**Stated problem**
From the entries that follow, pick out all lines holding "раствора".

**Input for this task**

——

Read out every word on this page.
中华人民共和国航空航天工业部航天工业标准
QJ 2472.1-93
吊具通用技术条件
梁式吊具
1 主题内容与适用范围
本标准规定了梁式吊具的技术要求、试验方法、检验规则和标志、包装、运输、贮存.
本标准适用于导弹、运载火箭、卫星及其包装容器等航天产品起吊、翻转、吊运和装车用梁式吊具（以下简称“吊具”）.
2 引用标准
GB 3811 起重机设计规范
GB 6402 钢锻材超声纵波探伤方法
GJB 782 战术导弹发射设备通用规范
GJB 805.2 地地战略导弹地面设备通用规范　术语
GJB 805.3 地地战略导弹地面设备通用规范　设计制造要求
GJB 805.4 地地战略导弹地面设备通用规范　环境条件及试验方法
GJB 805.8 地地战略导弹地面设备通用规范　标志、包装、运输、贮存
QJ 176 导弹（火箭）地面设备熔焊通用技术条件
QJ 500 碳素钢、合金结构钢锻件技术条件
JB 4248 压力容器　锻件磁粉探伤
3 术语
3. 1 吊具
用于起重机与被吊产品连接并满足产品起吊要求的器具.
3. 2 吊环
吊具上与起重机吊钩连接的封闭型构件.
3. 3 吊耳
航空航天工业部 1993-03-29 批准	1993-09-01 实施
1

——

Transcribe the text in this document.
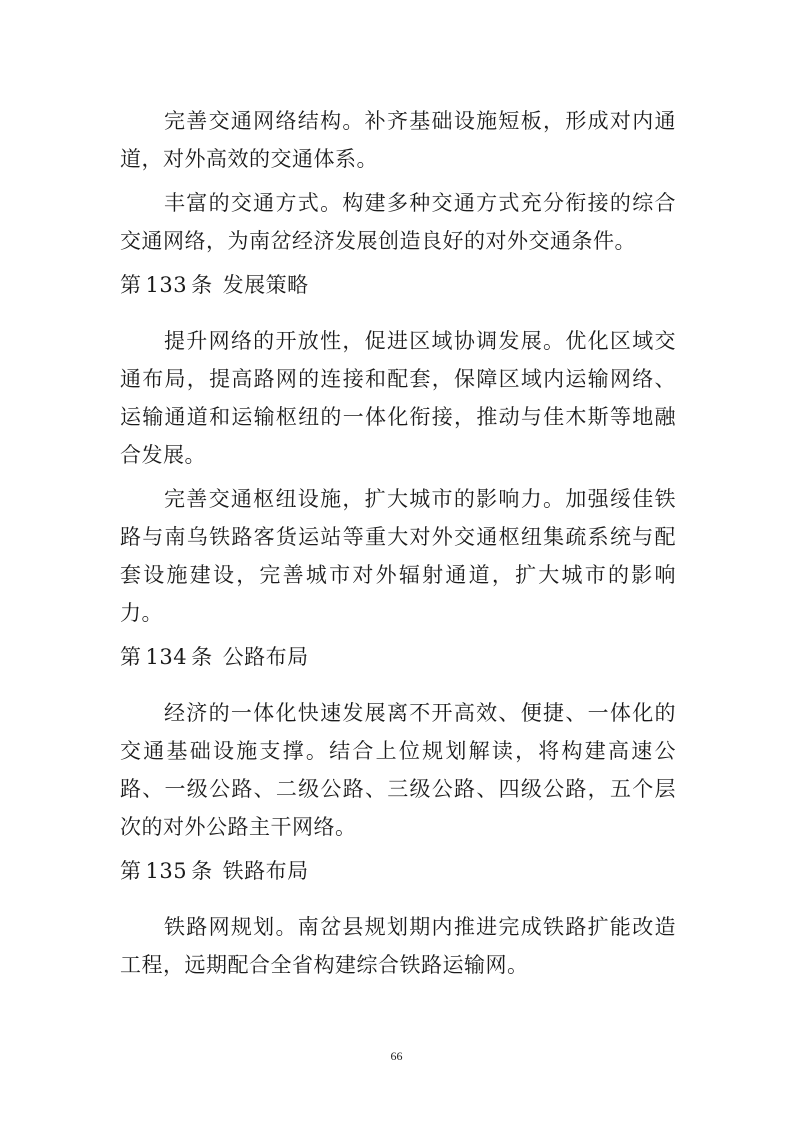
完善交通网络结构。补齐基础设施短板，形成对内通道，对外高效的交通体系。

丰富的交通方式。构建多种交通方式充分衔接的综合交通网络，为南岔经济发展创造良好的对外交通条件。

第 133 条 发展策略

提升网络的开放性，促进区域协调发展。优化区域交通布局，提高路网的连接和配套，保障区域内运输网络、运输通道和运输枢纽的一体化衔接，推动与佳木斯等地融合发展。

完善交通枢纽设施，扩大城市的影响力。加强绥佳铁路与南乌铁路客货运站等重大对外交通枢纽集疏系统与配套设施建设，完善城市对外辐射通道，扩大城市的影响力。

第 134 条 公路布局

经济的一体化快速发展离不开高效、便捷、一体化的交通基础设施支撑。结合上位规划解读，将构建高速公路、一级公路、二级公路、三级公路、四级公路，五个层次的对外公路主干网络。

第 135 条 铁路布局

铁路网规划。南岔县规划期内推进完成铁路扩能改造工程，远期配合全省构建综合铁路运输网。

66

——

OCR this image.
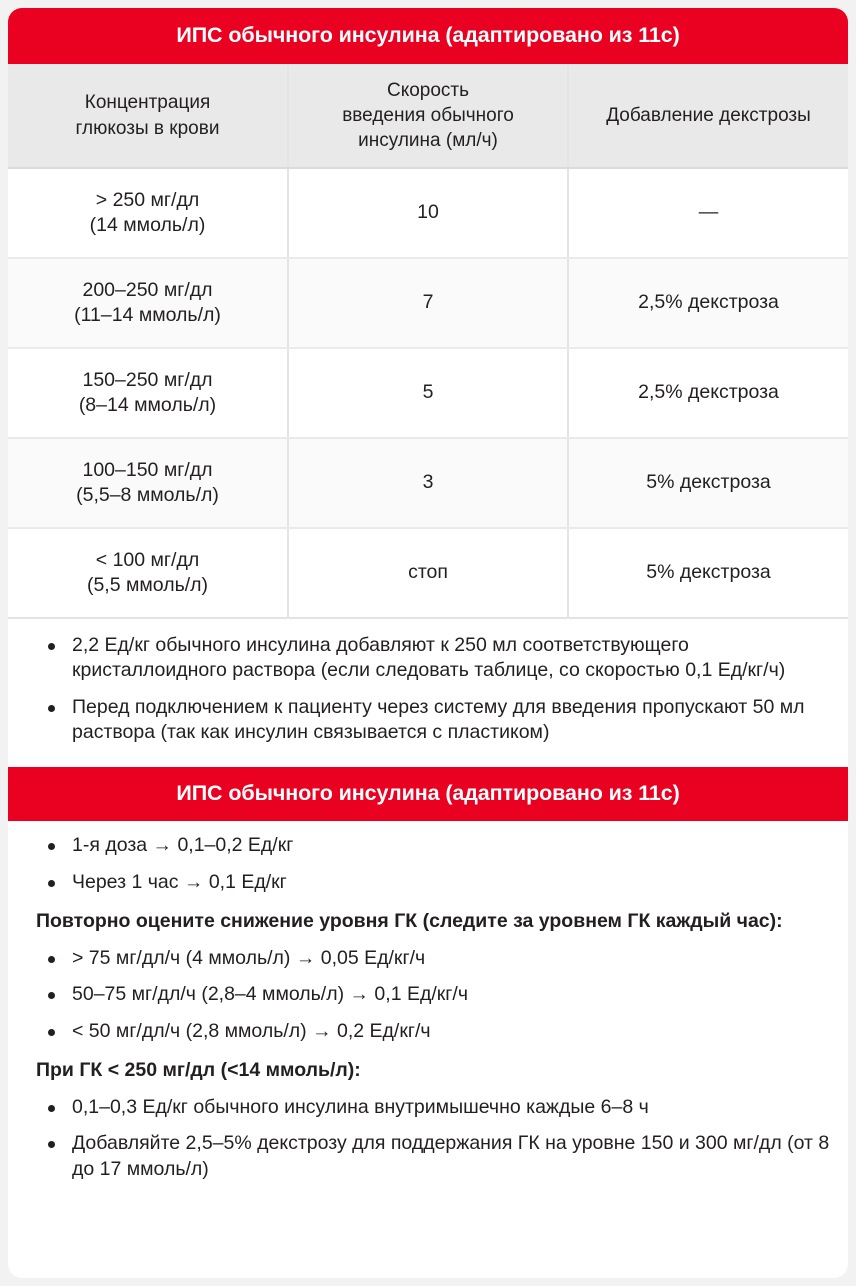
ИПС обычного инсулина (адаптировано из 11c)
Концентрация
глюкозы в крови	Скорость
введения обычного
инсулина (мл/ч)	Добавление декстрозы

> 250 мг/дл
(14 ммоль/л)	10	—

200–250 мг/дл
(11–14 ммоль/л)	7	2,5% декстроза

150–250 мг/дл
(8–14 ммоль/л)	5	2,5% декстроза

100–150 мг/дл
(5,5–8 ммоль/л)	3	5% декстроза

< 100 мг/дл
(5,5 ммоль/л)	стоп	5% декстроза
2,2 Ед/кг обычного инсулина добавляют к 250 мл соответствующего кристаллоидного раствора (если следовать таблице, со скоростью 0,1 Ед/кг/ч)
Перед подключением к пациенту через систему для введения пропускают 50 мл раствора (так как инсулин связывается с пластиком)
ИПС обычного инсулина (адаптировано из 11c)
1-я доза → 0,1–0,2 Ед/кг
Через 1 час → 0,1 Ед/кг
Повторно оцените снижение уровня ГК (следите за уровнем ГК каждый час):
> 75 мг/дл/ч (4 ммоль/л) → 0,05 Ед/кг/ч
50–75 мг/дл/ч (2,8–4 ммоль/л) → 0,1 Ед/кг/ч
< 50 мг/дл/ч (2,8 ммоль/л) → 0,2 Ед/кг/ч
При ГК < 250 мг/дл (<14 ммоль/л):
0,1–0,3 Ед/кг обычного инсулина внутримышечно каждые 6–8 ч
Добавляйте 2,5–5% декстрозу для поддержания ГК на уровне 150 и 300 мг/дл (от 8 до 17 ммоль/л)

——

**Exercise output**
2,2 Ед/кг обычного инсулина добавляют к 250 мл соответствующего кристаллоидного раствора (если следовать таблице, со скоростью 0,1 Ед/кг/ч)
Перед подключением к пациенту через систему для введения пропускают 50 мл раствора (так как инсулин связывается с пластиком)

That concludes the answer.